[Begin]

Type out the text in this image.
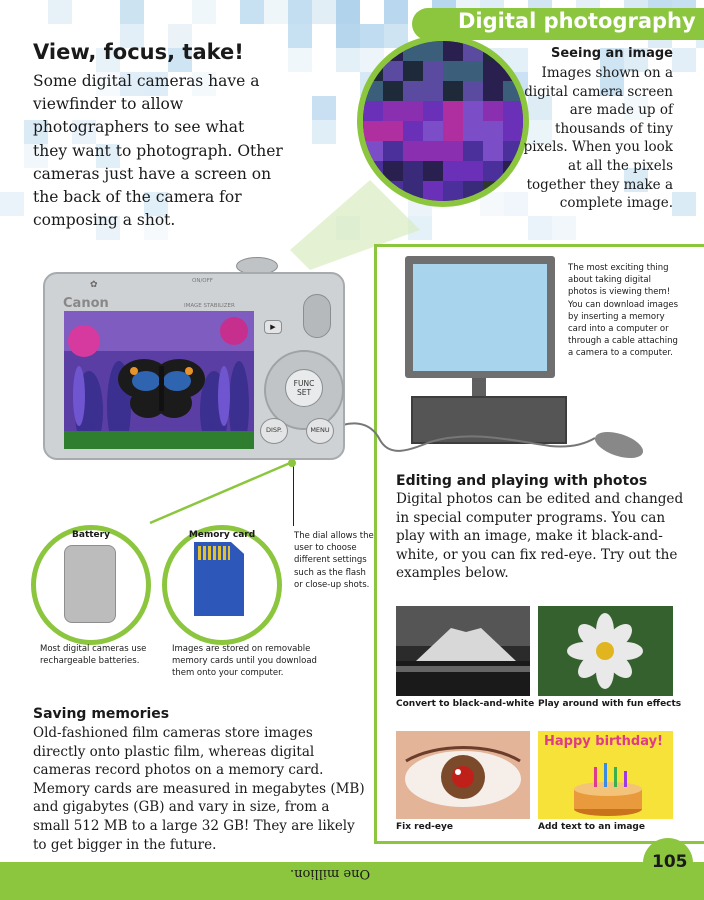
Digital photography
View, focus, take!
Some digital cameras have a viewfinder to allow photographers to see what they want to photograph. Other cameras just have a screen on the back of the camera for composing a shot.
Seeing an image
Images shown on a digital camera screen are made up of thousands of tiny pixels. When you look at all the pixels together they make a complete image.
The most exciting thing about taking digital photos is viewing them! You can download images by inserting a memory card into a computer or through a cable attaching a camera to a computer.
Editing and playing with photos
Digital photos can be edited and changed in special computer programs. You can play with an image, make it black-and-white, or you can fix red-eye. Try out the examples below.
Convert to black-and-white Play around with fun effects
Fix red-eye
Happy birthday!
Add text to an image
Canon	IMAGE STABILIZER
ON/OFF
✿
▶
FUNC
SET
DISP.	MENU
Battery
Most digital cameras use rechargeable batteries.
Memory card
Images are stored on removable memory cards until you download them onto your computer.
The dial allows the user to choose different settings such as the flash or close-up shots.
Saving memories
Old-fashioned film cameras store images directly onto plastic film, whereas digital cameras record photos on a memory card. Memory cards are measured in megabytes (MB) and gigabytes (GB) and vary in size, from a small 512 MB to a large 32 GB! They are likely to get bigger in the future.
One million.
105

[End]
[Begin]

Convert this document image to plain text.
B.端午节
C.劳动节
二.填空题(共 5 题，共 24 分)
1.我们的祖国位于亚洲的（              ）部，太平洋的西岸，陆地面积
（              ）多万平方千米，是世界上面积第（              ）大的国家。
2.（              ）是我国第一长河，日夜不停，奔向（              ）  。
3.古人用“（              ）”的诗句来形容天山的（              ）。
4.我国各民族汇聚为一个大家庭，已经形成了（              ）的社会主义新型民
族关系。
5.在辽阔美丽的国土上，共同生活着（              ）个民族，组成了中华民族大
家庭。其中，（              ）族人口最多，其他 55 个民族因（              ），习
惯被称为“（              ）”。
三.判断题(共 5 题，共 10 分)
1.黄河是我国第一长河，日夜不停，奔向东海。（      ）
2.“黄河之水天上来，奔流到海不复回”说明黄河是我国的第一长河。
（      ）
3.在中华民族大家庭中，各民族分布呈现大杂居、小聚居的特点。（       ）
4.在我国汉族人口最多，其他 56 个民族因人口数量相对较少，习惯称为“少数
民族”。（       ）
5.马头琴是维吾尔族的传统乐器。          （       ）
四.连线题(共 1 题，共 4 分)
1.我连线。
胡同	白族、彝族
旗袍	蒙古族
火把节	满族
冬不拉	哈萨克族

[End]
[Begin]

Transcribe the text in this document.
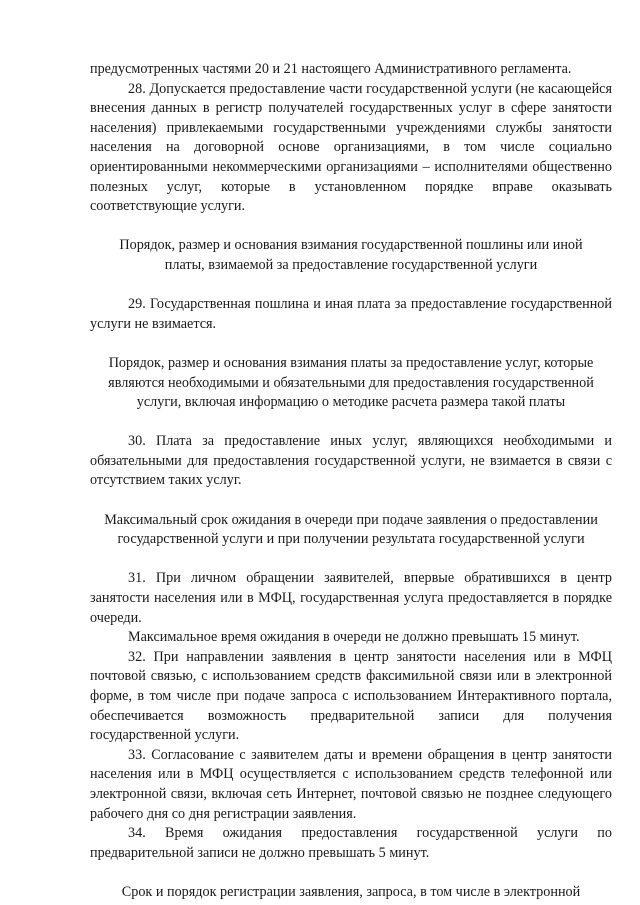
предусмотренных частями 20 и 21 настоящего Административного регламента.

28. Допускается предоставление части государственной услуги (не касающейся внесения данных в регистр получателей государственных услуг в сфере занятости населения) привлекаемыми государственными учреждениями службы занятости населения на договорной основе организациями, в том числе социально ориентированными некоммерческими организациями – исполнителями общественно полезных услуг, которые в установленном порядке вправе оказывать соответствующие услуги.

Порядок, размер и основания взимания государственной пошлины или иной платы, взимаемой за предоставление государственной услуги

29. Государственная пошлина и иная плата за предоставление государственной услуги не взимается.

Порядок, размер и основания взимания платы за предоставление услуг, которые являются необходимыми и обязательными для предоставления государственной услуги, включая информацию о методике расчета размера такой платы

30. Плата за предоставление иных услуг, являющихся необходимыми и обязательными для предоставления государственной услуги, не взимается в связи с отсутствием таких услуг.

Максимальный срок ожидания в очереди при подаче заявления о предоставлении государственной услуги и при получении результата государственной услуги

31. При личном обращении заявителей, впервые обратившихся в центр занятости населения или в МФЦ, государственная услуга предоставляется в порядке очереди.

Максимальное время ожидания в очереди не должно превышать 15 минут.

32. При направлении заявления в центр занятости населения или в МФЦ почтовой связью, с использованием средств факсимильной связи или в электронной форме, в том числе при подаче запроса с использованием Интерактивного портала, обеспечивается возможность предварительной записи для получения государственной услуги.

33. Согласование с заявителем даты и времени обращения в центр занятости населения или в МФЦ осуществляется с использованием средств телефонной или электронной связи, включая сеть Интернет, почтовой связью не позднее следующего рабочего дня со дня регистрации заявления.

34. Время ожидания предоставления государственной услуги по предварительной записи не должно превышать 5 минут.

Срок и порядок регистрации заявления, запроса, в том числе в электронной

[End]

[Given request]: Of the lines in this listing, report how many contain the string "cameras", and give the number only.

[The answer]: 3